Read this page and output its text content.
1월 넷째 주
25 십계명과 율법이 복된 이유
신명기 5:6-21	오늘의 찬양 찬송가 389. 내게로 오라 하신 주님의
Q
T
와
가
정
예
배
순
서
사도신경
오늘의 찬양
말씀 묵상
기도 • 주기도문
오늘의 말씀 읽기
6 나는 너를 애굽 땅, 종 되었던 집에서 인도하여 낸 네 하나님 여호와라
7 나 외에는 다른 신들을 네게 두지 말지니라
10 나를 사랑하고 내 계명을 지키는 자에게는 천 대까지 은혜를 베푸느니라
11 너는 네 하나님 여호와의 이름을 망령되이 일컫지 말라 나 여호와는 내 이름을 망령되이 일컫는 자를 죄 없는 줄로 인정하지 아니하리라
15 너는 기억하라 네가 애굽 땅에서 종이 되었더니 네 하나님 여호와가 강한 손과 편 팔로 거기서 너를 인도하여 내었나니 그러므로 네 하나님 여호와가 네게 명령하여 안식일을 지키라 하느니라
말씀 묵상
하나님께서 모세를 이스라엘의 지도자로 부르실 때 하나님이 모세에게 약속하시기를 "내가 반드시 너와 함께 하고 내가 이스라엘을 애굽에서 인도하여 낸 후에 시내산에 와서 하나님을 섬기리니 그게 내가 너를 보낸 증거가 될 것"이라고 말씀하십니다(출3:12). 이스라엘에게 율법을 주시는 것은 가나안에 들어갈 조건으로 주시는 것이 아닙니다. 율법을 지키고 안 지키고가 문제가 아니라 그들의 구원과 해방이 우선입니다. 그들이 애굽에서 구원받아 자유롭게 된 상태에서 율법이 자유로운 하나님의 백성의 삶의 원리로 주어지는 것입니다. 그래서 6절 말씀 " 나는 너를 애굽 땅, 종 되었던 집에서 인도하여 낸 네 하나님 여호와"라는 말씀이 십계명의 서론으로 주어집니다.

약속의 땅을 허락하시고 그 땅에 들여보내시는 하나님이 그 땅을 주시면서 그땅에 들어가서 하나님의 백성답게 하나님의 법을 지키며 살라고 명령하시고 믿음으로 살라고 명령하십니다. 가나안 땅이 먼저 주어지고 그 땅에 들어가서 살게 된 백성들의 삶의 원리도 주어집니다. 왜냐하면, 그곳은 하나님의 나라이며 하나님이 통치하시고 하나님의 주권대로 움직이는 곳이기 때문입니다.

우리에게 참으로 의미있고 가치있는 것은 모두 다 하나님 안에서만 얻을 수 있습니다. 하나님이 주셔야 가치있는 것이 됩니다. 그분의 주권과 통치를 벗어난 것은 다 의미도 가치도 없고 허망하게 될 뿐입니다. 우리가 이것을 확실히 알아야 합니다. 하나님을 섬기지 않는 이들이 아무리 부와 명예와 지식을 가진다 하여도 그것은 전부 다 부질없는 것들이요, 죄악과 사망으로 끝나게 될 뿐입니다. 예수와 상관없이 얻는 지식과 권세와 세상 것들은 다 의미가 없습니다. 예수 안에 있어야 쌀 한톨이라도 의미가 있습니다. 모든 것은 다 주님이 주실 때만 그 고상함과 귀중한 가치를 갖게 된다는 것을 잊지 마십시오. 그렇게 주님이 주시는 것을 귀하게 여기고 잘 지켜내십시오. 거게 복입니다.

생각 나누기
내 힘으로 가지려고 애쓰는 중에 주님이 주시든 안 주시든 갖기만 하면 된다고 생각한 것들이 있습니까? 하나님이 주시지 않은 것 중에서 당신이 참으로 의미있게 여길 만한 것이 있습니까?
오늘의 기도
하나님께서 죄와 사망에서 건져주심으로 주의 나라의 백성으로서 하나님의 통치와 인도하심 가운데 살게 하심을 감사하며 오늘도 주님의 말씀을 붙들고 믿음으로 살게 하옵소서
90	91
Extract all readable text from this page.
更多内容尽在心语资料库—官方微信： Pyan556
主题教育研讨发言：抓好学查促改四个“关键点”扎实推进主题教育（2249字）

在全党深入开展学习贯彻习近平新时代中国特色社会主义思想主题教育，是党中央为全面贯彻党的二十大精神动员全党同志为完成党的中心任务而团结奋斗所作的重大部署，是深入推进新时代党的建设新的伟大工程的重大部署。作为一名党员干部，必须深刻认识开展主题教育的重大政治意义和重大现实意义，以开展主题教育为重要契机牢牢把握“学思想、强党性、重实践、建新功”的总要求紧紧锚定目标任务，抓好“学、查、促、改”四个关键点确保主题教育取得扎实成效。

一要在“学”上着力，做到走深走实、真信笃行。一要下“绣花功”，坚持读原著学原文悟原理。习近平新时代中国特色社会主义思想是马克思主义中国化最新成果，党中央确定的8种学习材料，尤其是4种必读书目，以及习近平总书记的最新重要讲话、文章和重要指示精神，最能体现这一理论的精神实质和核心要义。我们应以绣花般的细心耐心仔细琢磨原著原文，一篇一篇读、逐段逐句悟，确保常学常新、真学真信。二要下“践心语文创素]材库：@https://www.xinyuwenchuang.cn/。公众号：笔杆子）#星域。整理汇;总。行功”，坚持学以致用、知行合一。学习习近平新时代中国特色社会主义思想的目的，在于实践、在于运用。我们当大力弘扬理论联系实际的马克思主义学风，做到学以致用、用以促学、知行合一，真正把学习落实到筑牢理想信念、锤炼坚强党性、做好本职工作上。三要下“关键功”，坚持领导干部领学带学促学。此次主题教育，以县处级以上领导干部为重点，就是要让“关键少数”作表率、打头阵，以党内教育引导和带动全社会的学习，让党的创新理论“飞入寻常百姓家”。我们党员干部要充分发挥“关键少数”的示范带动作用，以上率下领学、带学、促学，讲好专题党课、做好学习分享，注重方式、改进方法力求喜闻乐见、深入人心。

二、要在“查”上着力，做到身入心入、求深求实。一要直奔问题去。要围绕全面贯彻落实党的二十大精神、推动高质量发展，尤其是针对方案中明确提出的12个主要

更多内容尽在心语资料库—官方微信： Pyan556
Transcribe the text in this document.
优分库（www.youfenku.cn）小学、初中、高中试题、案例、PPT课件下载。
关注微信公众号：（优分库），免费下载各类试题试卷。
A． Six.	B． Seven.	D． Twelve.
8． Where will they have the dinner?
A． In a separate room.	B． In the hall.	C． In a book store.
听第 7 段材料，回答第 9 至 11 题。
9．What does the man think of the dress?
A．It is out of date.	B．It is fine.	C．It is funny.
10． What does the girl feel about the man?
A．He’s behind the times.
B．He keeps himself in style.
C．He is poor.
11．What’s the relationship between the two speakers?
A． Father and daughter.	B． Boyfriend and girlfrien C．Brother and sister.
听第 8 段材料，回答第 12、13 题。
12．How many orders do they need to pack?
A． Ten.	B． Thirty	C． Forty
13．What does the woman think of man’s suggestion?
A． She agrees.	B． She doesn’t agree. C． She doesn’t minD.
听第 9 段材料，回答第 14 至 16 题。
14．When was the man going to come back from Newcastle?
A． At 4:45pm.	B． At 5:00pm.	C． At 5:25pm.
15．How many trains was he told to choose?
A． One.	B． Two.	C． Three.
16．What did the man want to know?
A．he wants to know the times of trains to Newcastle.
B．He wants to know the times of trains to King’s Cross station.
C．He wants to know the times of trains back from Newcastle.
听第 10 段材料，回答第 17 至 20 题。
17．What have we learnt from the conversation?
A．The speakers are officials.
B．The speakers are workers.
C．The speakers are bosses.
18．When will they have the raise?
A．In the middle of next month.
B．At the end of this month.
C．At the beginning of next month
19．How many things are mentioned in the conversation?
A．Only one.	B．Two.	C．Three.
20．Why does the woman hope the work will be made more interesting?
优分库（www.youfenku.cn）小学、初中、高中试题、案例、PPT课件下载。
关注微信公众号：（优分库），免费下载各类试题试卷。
- - - - -
→ Your goal:
Show every line above in which the word "What" occurs.

→ Solution:
9．What does the man think of the dress?
10． What does the girl feel about the man?
11．What’s the relationship between the two speakers?
13．What does the woman think of man’s suggestion?
16．What did the man want to know?
17．What have we learnt from the conversation?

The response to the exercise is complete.